Write out every record below exactly as it appears.

[Data excerpts]
◆ ◆ ◆ ◆
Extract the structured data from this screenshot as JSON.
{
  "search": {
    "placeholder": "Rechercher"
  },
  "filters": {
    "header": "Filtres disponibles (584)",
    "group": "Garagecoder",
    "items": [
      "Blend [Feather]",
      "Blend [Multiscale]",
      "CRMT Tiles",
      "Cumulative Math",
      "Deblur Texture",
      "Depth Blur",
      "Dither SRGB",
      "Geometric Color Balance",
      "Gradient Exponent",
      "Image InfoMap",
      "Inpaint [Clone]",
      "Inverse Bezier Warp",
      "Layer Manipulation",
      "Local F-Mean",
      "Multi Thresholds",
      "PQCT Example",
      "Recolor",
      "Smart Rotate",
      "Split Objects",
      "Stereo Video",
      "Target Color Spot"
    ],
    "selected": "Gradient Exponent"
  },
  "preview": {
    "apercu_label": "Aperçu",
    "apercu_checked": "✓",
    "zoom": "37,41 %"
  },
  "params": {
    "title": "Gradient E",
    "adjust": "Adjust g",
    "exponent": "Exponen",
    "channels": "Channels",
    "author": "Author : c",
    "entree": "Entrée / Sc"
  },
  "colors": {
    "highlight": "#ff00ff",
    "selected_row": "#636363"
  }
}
◆ ◆ ◆ ◆
EXPECTED ANSWER:
Extract the structured data from this screenshot as JSON.
{
  "search": {
    "placeholder": "Rechercher"
  },
  "filters": {
    "header": "Filtres disponibles (584)",
    "group": "Garagecoder",
    "items": [
      "Blend [Feather]",
      "Blend [Multiscale]",
      "CRMT Tiles",
      "Cumulative Math",
      "Deblur Texture",
      "Depth Blur",
      "Dither SRGB",
      "Geometric Color Balance",
      "Gradient Exponent",
      "Image InfoMap",
      "Inpaint [Clone]",
      "Inverse Bezier Warp",
      "Layer Manipulation",
      "Local F-Mean",
      "Multi Thresholds",
      "PQCT Example",
      "Recolor",
      "Smart Rotate",
      "Split Objects",
      "Stereo Video",
      "Target Color Spot"
    ],
    "selected": "Gradient Exponent"
  },
  "preview": {
    "apercu_label": "Aperçu",
    "apercu_checked": "✓",
    "zoom": "37,41 %"
  },
  "params": {
    "title": "Gradient E",
    "adjust": "Adjust g",
    "exponent": "Exponen",
    "channels": "Channels",
    "author": "Author : c",
    "entree": "Entrée / Sc"
  },
  "colors": {
    "highlight": "#ff00ff",
    "selected_row": "#636363"
  }
}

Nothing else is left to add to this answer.